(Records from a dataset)
------------------------------------------------------------

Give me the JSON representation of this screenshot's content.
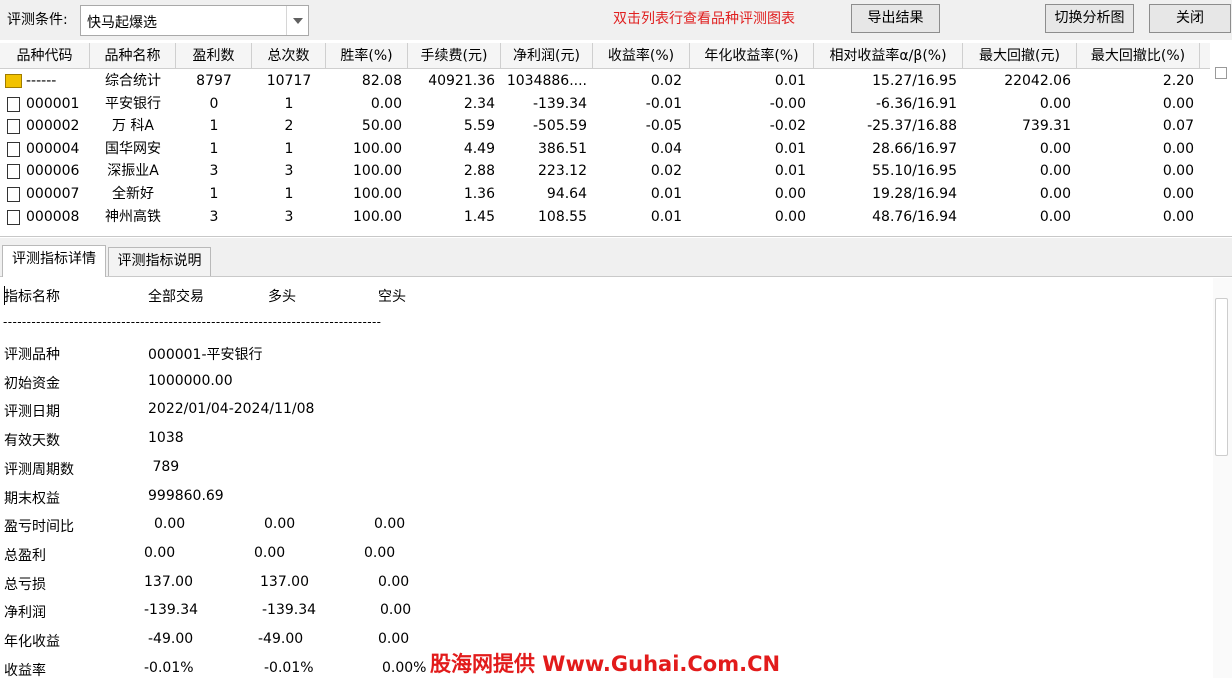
{
  "toolbar": {
    "condition_label": "评测条件:",
    "condition_value": "快马起爆选",
    "hint": "双击列表行查看品种评测图表",
    "export_label": "导出结果",
    "switch_label": "切换分析图",
    "close_label": "关闭"
  },
  "table": {
    "headers": [
      "品种代码",
      "品种名称",
      "盈利数",
      "总次数",
      "胜率(%)",
      "手续费(元)",
      "净利润(元)",
      "收益率(%)",
      "年化收益率(%)",
      "相对收益率α/β(%)",
      "最大回撤(元)",
      "最大回撤比(%)"
    ],
    "rows": [
      [
        "------",
        "综合统计",
        "8797",
        "10717",
        "82.08",
        "40921.36",
        "1034886....",
        "0.02",
        "0.01",
        "15.27/16.95",
        "22042.06",
        "2.20"
      ],
      [
        "000001",
        "平安银行",
        "0",
        "1",
        "0.00",
        "2.34",
        "-139.34",
        "-0.01",
        "-0.00",
        "-6.36/16.91",
        "0.00",
        "0.00"
      ],
      [
        "000002",
        "万 科A",
        "1",
        "2",
        "50.00",
        "5.59",
        "-505.59",
        "-0.05",
        "-0.02",
        "-25.37/16.88",
        "739.31",
        "0.07"
      ],
      [
        "000004",
        "国华网安",
        "1",
        "1",
        "100.00",
        "4.49",
        "386.51",
        "0.04",
        "0.01",
        "28.66/16.97",
        "0.00",
        "0.00"
      ],
      [
        "000006",
        "深振业A",
        "3",
        "3",
        "100.00",
        "2.88",
        "223.12",
        "0.02",
        "0.01",
        "55.10/16.95",
        "0.00",
        "0.00"
      ],
      [
        "000007",
        "全新好",
        "1",
        "1",
        "100.00",
        "1.36",
        "94.64",
        "0.01",
        "0.00",
        "19.28/16.94",
        "0.00",
        "0.00"
      ],
      [
        "000008",
        "神州高铁",
        "3",
        "3",
        "100.00",
        "1.45",
        "108.55",
        "0.01",
        "0.00",
        "48.76/16.94",
        "0.00",
        "0.00"
      ]
    ]
  },
  "tabs": [
    "评测指标详情",
    "评测指标说明"
  ],
  "detail": {
    "header": [
      "指标名称",
      "全部交易",
      "多头",
      "空头"
    ],
    "separator": "--------------------------------------------------------------------------------",
    "info": [
      [
        "评测品种",
        "000001-平安银行"
      ],
      [
        "初始资金",
        "1000000.00"
      ],
      [
        "评测日期",
        "2022/01/04-2024/11/08"
      ],
      [
        "有效天数",
        "1038"
      ],
      [
        "评测周期数",
        " 789"
      ],
      [
        "期末权益",
        "999860.69"
      ]
    ],
    "metrics": [
      [
        "盈亏时间比",
        "0.00",
        "0.00",
        "0.00"
      ],
      [
        "总盈利",
        "0.00",
        "0.00",
        "0.00"
      ],
      [
        "总亏损",
        "137.00",
        "137.00",
        "0.00"
      ],
      [
        "净利润",
        "-139.34",
        "-139.34",
        "0.00"
      ],
      [
        "年化收益",
        "-49.00",
        "-49.00",
        "0.00"
      ],
      [
        "收益率",
        "-0.01%",
        "-0.01%",
        "0.00%"
      ]
    ]
  },
  "watermark": "股海网提供 Www.Guhai.Com.CN",
  "colors": {
    "hint": "#e02020",
    "watermark": "#e21b1b",
    "summary_icon": "#f2c200"
  }
}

------------------------------------------------------------

**Task directions**
Tell how many lines in the material contain the word "watermark". Only the number is wanted.

**Response to the task**
2